GOAL:
Spot each line that carries the word "Developer"; copy those lines.
START
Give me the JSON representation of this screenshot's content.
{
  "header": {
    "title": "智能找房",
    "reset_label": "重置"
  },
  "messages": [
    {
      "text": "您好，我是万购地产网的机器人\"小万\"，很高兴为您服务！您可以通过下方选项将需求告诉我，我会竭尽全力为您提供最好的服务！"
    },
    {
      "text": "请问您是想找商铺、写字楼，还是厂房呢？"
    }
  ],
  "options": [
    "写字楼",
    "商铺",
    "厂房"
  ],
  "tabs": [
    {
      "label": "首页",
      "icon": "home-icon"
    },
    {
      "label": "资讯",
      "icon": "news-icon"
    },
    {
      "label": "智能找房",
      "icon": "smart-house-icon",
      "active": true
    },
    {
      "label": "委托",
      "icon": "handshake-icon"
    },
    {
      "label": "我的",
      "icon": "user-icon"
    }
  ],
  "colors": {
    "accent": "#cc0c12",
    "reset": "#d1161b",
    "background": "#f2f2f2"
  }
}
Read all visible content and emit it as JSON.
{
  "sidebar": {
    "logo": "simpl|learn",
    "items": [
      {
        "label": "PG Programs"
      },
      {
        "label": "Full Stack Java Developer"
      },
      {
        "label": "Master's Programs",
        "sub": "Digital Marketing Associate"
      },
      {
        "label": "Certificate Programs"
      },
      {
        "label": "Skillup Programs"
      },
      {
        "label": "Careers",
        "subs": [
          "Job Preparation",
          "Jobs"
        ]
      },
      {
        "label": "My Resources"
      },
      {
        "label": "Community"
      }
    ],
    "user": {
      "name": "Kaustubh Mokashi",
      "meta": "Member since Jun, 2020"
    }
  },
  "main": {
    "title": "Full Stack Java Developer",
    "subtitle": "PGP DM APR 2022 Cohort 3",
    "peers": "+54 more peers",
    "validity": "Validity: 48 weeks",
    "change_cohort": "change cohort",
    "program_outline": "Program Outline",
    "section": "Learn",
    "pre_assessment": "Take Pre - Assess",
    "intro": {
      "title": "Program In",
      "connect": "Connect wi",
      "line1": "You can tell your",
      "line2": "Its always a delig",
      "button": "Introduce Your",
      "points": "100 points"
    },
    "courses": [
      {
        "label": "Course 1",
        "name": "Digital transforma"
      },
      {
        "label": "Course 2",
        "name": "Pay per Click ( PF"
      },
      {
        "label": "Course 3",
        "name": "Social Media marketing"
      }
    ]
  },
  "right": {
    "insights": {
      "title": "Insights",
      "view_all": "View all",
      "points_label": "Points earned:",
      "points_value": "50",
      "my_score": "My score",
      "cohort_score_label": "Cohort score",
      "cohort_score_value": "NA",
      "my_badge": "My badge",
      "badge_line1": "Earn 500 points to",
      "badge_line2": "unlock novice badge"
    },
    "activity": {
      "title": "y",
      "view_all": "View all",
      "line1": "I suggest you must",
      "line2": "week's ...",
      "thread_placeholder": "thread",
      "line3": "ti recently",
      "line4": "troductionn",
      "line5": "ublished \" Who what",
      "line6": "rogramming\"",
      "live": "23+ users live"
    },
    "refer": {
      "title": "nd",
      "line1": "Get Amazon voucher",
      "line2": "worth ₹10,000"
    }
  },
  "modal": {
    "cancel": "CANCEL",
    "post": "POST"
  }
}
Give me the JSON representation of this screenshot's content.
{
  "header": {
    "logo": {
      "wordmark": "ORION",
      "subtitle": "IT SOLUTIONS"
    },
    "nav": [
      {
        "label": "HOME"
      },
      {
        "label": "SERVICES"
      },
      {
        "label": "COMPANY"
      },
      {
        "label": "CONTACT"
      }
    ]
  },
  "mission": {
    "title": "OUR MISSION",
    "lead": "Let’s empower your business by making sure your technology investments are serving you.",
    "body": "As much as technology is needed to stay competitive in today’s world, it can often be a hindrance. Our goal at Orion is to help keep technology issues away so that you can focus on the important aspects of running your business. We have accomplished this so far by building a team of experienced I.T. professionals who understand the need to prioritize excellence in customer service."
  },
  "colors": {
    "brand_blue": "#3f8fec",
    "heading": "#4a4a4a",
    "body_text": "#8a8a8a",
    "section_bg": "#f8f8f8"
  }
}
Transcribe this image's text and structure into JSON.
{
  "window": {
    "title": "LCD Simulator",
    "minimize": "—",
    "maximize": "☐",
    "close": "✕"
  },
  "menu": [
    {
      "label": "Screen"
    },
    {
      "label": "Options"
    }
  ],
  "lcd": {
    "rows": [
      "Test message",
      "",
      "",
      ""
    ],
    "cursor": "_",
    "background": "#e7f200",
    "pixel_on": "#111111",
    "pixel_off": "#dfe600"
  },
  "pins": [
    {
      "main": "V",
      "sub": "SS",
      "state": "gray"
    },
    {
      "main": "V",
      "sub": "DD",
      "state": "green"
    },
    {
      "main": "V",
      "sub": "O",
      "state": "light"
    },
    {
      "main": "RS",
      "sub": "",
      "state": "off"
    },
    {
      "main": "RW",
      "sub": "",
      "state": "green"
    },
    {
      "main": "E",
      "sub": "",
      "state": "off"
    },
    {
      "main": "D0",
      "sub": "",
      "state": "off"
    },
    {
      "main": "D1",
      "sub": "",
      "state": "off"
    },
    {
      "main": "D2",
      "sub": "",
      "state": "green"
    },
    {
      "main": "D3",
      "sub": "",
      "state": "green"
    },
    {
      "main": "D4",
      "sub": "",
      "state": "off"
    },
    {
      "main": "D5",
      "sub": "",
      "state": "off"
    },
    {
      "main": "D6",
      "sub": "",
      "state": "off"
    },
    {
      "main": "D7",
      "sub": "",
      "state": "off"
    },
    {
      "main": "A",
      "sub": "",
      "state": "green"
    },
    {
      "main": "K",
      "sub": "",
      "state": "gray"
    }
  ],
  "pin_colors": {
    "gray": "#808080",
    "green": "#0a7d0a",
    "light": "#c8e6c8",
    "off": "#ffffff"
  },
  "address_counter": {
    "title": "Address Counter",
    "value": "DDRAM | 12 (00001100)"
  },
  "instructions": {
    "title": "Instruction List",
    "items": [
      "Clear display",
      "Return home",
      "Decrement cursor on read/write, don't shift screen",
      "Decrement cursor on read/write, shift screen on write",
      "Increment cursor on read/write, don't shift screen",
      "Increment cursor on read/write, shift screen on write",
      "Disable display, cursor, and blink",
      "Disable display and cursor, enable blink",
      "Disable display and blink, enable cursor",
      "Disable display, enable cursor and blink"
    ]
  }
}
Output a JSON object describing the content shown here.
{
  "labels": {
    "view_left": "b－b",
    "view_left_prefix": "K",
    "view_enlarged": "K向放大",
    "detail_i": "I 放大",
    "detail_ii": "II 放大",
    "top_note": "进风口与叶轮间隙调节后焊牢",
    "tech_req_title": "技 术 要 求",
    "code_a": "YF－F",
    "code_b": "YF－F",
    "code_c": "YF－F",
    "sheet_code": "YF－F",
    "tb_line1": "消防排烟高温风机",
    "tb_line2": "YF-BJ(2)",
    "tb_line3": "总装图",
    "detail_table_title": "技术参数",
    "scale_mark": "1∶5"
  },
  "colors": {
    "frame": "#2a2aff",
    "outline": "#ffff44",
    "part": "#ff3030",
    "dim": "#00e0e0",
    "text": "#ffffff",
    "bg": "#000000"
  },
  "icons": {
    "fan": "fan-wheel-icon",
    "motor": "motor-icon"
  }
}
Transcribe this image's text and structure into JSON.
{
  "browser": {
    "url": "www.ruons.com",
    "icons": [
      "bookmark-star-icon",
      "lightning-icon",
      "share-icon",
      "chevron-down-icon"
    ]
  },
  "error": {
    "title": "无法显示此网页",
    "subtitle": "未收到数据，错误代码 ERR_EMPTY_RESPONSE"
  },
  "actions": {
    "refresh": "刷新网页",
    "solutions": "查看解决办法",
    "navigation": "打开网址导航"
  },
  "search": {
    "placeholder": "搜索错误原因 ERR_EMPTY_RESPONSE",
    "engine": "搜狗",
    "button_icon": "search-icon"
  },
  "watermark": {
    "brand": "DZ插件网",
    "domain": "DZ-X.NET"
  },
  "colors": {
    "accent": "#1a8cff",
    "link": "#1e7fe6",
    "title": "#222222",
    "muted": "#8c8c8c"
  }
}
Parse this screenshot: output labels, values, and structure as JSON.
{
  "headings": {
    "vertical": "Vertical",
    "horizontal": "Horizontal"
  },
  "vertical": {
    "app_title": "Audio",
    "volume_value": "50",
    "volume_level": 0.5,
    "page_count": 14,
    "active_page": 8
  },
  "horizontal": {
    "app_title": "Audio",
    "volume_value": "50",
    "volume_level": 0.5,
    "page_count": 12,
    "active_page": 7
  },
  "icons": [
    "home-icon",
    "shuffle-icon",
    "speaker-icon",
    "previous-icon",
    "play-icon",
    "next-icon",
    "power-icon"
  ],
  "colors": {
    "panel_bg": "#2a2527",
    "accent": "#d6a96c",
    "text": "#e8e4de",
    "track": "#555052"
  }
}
END
TASK SOLUTION:
        "label": "Full Stack Java Developer"
    "title": "Full Stack Java Developer",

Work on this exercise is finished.